[Saved data entries]
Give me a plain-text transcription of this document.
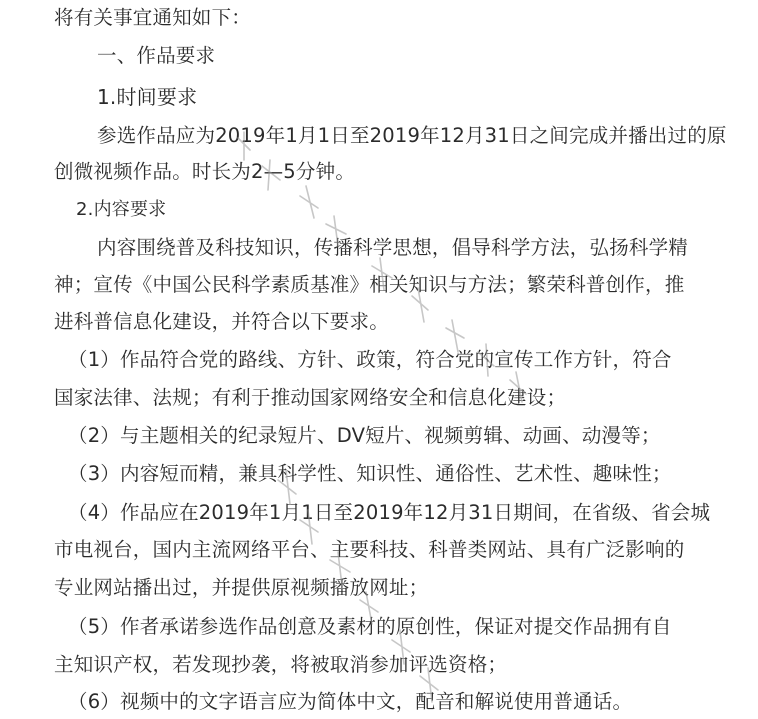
将有关事宜通知如下：
一、作品要求
1.时间要求
参选作品应为2019年1月1日至2019年12月31日之间完成并播出过的原
创微视频作品。时长为2—5分钟。
2.内容要求
内容围绕普及科技知识，传播科学思想，倡导科学方法，弘扬科学精
神；宣传《中国公民科学素质基准》相关知识与方法；繁荣科普创作，推
进科普信息化建设，并符合以下要求。
（1）作品符合党的路线、方针、政策，符合党的宣传工作方针，符合
国家法律、法规；有利于推动国家网络安全和信息化建设；
（2）与主题相关的纪录短片、DV短片、视频剪辑、动画、动漫等；
（3）内容短而精，兼具科学性、知识性、通俗性、艺术性、趣味性；
（4）作品应在2019年1月1日至2019年12月31日期间，在省级、省会城
市电视台，国内主流网络平台、主要科技、科普类网站、具有广泛影响的
专业网站播出过，并提供原视频播放网址；
（5）作者承诺参选作品创意及素材的原创性，保证对提交作品拥有自
主知识产权，若发现抄袭，将被取消参加评选资格；
（6）视频中的文字语言应为简体中文，配音和解说使用普通话。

What the task asks :: Write out every line above exactly as it is, leaving out the pictures.

Solution to this task ::
Give me a plain-text transcription of this document.
将有关事宜通知如下：
一、作品要求
1.时间要求
参选作品应为2019年1月1日至2019年12月31日之间完成并播出过的原
创微视频作品。时长为2—5分钟。
2.内容要求
内容围绕普及科技知识，传播科学思想，倡导科学方法，弘扬科学精
神；宣传《中国公民科学素质基准》相关知识与方法；繁荣科普创作，推
进科普信息化建设，并符合以下要求。
（1）作品符合党的路线、方针、政策，符合党的宣传工作方针，符合
国家法律、法规；有利于推动国家网络安全和信息化建设；
（2）与主题相关的纪录短片、DV短片、视频剪辑、动画、动漫等；
（3）内容短而精，兼具科学性、知识性、通俗性、艺术性、趣味性；
（4）作品应在2019年1月1日至2019年12月31日期间，在省级、省会城
市电视台，国内主流网络平台、主要科技、科普类网站、具有广泛影响的
专业网站播出过，并提供原视频播放网址；
（5）作者承诺参选作品创意及素材的原创性，保证对提交作品拥有自
主知识产权，若发现抄袭，将被取消参加评选资格；
（6）视频中的文字语言应为简体中文，配音和解说使用普通话。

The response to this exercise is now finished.